WRITTEN EXERCISE A :: Please copy out these lines from the entries below, starting at the line that contains "create-table-dialog: 创建数据表 数据表名称" and ending at the line that contains "538, 1278, 570]".

(786 Words)
A truly reckless and horrifying year has come to pass. Today marks one year since the renewed invasion of Ukraine, which started in 2014 with the annexation of Crimea. Hundreds of thousands of lives have needlessly been lost on both sides; their lives, with all the promises that each offered to the world, have been extinguished. Dozens of cities have been reduced to rubble. Countless human rights violations have occurred, such as torture and rape. As the rest of the world is metaphorically entrenched in a prolonged senseless war, thousands in Ukraine are sleeping in hardened trenches as their nation’s frozen soil continues to prove its worth.
Sitting quietly as I watched several others break the professional etiquette by speaking about the conflict as we all took a brief recess in the meeting; all that was accomplished by those who decided to make the room terribly uncomfortable was that they revealed the modicum of knowledge they had in the matter.

WRITTEN EXERCISE B ::
Answer these questions from the piece on the war in Ukraine above:
(i) According to the piece, what event in 2014 started the invasion?
(ii) Where are thousands in Ukraine said to be sleeping?
(iii) When did several others speak about the conflict in the meeting?

RECORDS FOR THE TASK ::
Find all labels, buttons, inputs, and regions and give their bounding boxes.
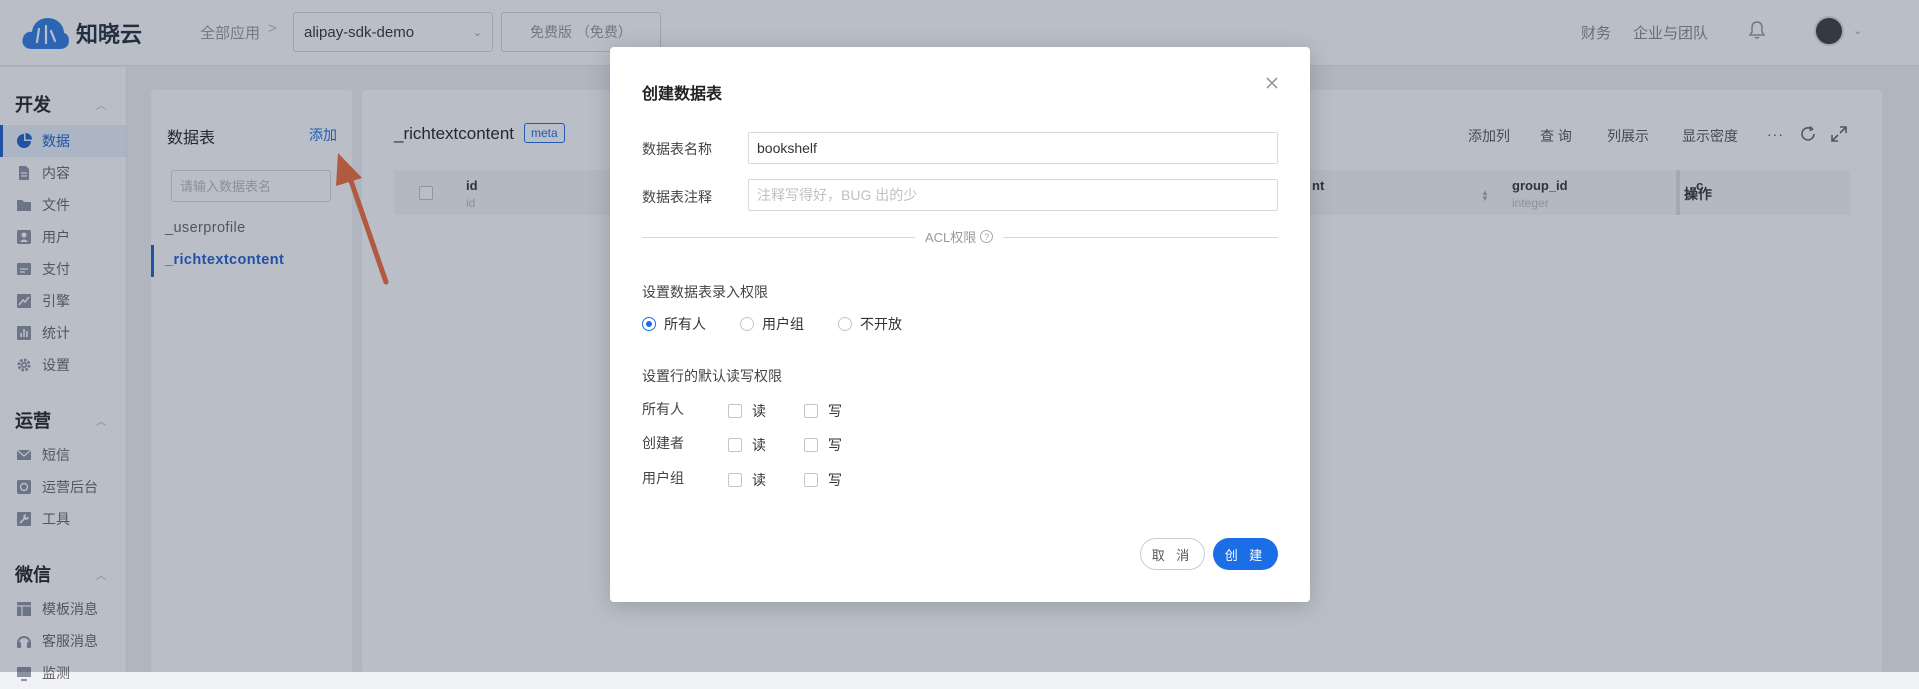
create-table-dialog: 创建数据表 数据表名称 数据表注释 ACL权限 ? 设置数据表录入权限 所有人 …	[610, 47, 1310, 602]
read-checkbox[interactable]: 读	[728, 401, 766, 421]
entry-permission-radio-group: 所有人 用户组 不开放	[642, 314, 936, 334]
table-comment-label: 数据表注释	[642, 189, 712, 205]
radio-closed[interactable]: 不开放	[838, 314, 902, 334]
radio-user-group[interactable]: 用户组	[740, 314, 804, 334]
permission-row-everyone: 所有人 读 写	[642, 401, 842, 421]
permission-row-user-group: 用户组 读 写	[642, 470, 842, 490]
read-checkbox[interactable]: 读	[728, 435, 766, 455]
permission-row-creator: 创建者 读 写	[642, 435, 842, 455]
entry-permission-title: 设置数据表录入权限	[642, 284, 768, 300]
table-name-label: 数据表名称	[642, 141, 712, 157]
acl-section-label: ACL权限 ?	[915, 227, 1004, 246]
radio-checked-icon	[642, 317, 656, 331]
table-name-input[interactable]	[748, 132, 1278, 164]
table-comment-input[interactable]	[748, 179, 1278, 211]
read-checkbox[interactable]: 读	[728, 470, 766, 490]
write-checkbox[interactable]: 写	[804, 435, 842, 455]
radio-unchecked-icon	[838, 317, 852, 331]
write-checkbox[interactable]: 写	[804, 470, 842, 490]
cancel-button[interactable]: 取 消	[1140, 538, 1205, 570]
dialog-title: 创建数据表	[642, 86, 723, 103]
create-button[interactable]: 创 建	[1213, 538, 1278, 570]
radio-unchecked-icon	[740, 317, 754, 331]
write-checkbox[interactable]: 写	[804, 401, 842, 421]
close-icon[interactable]	[1262, 73, 1282, 93]
radio-everyone[interactable]: 所有人	[642, 314, 706, 334]
row-permission-title: 设置行的默认读写权限	[642, 368, 782, 384]
help-icon[interactable]: ?	[980, 230, 994, 243]
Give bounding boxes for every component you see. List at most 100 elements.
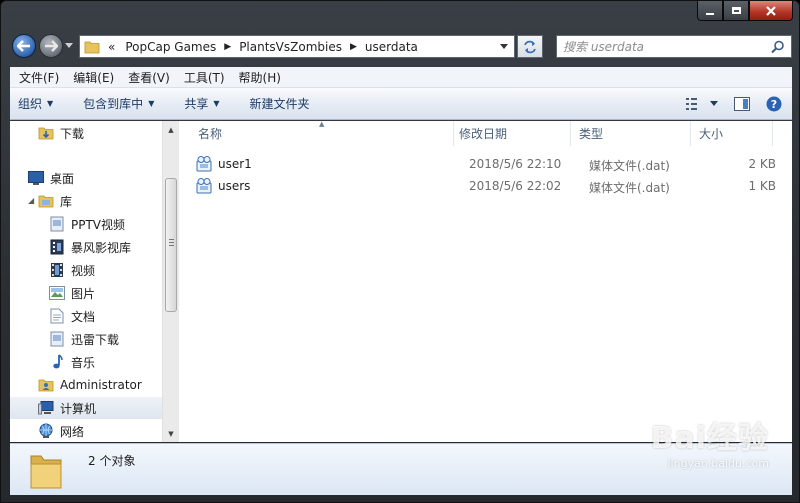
folder-icon [84,41,100,53]
table-row[interactable]: user1 2018/5/6 22:10 媒体文件(.dat) 2 KB [196,154,776,174]
refresh-icon [524,40,536,53]
explorer-window: « PopCap Games ▶ PlantsVsZombies ▶ userd… [0,0,800,503]
nav-label: 暴风影视库 [71,240,132,255]
navigation-pane-scrollbar[interactable]: ▲ ▼ [162,121,179,442]
search-box[interactable] [556,35,792,58]
column-size-label: 大小 [699,127,724,141]
file-modified: 2018/5/6 22:02 [469,179,562,193]
column-header-modified[interactable]: 修改日期 [451,121,571,146]
menu-view[interactable]: 查看(V) [121,69,177,86]
breadcrumb-plants-vs-zombies[interactable]: PlantsVsZombies [239,40,342,54]
organize-button[interactable]: 组织 ▼ [10,88,63,119]
caption-buttons [697,1,793,21]
maximize-button[interactable] [723,1,749,21]
column-header-name[interactable]: 名称 [190,121,454,146]
chevron-down-icon: ▼ [148,99,155,108]
file-list: ▲ 名称 修改日期 类型 大小 user1 2018/5/6 22:10 媒体文… [180,120,792,442]
menu-tools[interactable]: 工具(T) [177,69,232,86]
menu-help[interactable]: 帮助(H) [232,69,288,86]
refresh-button[interactable] [517,35,543,58]
nav-item-music[interactable]: 音乐 [10,351,162,373]
svg-text:?: ? [771,98,777,111]
nav-label: Administrator [60,378,142,392]
desktop-icon [28,170,44,186]
column-type-label: 类型 [579,127,604,141]
address-overflow-chevrons[interactable]: « [108,40,115,54]
command-bar-right: ? [682,88,792,120]
file-type: 媒体文件(.dat) [589,181,670,195]
menu-file[interactable]: 文件(F) [12,69,66,86]
column-name-label: 名称 [198,127,223,141]
content-area: 下载 桌面 ◢ 库 PPTV视频 暴风影视库 视频 图片 文档 迅雷下载 音乐 … [10,120,792,442]
film-icon [49,262,65,278]
nav-item-pictures[interactable]: 图片 [10,282,162,304]
breadcrumb-separator-icon[interactable]: ▶ [224,42,231,52]
nav-item-baofeng[interactable]: 暴风影视库 [10,236,162,258]
include-in-library-button[interactable]: 包含到库中 ▼ [63,88,164,119]
watermark: Bai经验 jingyan.baidu.com [651,413,769,470]
scrollbar-thumb[interactable] [165,178,177,312]
address-history-chevron-down-icon[interactable] [500,44,508,50]
chevron-down-icon [710,101,718,106]
help-icon: ? [766,96,782,112]
share-label: 共享 [184,97,209,111]
grip-icon [169,239,174,246]
nav-item-pptv[interactable]: PPTV视频 [10,213,162,235]
navigation-pane: 下载 桌面 ◢ 库 PPTV视频 暴风影视库 视频 图片 文档 迅雷下载 音乐 … [10,121,162,442]
nav-item-desktop[interactable]: 桌面 [10,167,162,189]
close-button[interactable] [749,1,793,21]
library-icon [38,193,54,209]
preview-pane-icon [734,97,750,111]
menu-bar: 文件(F) 编辑(E) 查看(V) 工具(T) 帮助(H) [10,67,792,88]
nav-label: 桌面 [50,171,75,186]
file-size: 1 KB [748,179,776,193]
column-header-size[interactable]: 大小 [691,121,773,146]
scroll-down-button[interactable]: ▼ [163,425,179,442]
back-button[interactable] [12,34,36,58]
watermark-brand: Bai经验 [650,421,769,456]
breadcrumb-userdata[interactable]: userdata [365,40,418,54]
command-bar: 组织 ▼ 包含到库中 ▼ 共享 ▼ 新建文件夹 ? [10,88,792,120]
minimize-button[interactable] [697,1,723,21]
chevron-down-icon: ▼ [213,99,220,108]
new-folder-label: 新建文件夹 [249,97,310,111]
menu-edit[interactable]: 编辑(E) [66,69,121,86]
nav-label: 下载 [60,126,85,141]
address-bar[interactable]: « PopCap Games ▶ PlantsVsZombies ▶ userd… [79,35,515,58]
preview-pane-button[interactable] [728,88,756,120]
nav-item-library[interactable]: ◢ 库 [10,190,162,212]
file-modified: 2018/5/6 22:10 [469,157,562,171]
new-folder-button[interactable]: 新建文件夹 [230,88,320,119]
view-options-button[interactable] [682,88,722,120]
nav-label: 网络 [60,424,85,439]
column-header-type[interactable]: 类型 [571,121,691,146]
search-input[interactable] [563,39,763,54]
user-folder-icon [38,377,54,393]
breadcrumb-separator-icon[interactable]: ▶ [350,42,357,52]
collapse-icon[interactable]: ◢ [28,196,34,205]
breadcrumb-popcap-games[interactable]: PopCap Games [125,40,216,54]
nav-item-downloads[interactable]: 下载 [10,122,162,144]
folder-icon [30,455,62,489]
view-options-icon [686,98,697,110]
recent-pages-chevron-down-icon[interactable] [65,43,73,49]
nav-item-network[interactable]: 网络 [10,420,162,442]
library-folder-icon [49,331,65,347]
nav-item-xunlei[interactable]: 迅雷下载 [10,328,162,350]
table-row[interactable]: users 2018/5/6 22:02 媒体文件(.dat) 1 KB [196,176,776,196]
forward-button[interactable] [39,34,63,58]
scroll-up-button[interactable]: ▲ [163,121,179,138]
picture-icon [49,285,65,301]
nav-label: 视频 [71,263,96,278]
nav-label: 文档 [71,309,96,324]
search-icon[interactable] [771,40,785,54]
nav-item-computer[interactable]: 计算机 [10,397,162,419]
share-button[interactable]: 共享 ▼ [164,88,229,119]
file-name: users [218,179,251,193]
help-button[interactable]: ? [760,88,788,120]
nav-item-administrator[interactable]: Administrator [10,374,162,396]
nav-label: 图片 [71,286,96,301]
nav-item-documents[interactable]: 文档 [10,305,162,327]
nav-item-videos[interactable]: 视频 [10,259,162,281]
navigation-bar: « PopCap Games ▶ PlantsVsZombies ▶ userd… [1,31,799,61]
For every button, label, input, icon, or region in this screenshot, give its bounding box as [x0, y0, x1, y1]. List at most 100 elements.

RIGHT ANSWER A ::
create-table-dialog: 创建数据表 数据表名称 数据表注释 ACL权限 ? 设置数据表录入权限 所有人 …	[610, 47, 1310, 602]
read-checkbox[interactable]: 读	[728, 401, 766, 421]
entry-permission-radio-group: 所有人 用户组 不开放	[642, 314, 936, 334]
table-comment-label: 数据表注释	[642, 189, 712, 205]
radio-closed[interactable]: 不开放	[838, 314, 902, 334]
radio-user-group[interactable]: 用户组	[740, 314, 804, 334]
permission-row-everyone: 所有人 读 写	[642, 401, 842, 421]
permission-row-user-group: 用户组 读 写	[642, 470, 842, 490]
read-checkbox[interactable]: 读	[728, 435, 766, 455]
permission-row-creator: 创建者 读 写	[642, 435, 842, 455]
entry-permission-title: 设置数据表录入权限	[642, 284, 768, 300]
table-name-label: 数据表名称	[642, 141, 712, 157]
acl-section-label: ACL权限 ?	[915, 227, 1004, 246]
radio-checked-icon	[642, 317, 656, 331]
table-name-input[interactable]	[748, 132, 1278, 164]
table-comment-input[interactable]	[748, 179, 1278, 211]
read-checkbox[interactable]: 读	[728, 470, 766, 490]
write-checkbox[interactable]: 写	[804, 435, 842, 455]
radio-unchecked-icon	[838, 317, 852, 331]
write-checkbox[interactable]: 写	[804, 470, 842, 490]
cancel-button[interactable]: 取 消	[1140, 538, 1205, 570]
dialog-title: 创建数据表	[642, 86, 723, 103]
create-button[interactable]: 创 建	[1213, 538, 1278, 570]

RIGHT ANSWER B ::
(i) The annexation of Crimea.
(ii) In hardened trenches.
(iii) During a brief recess in the meeting.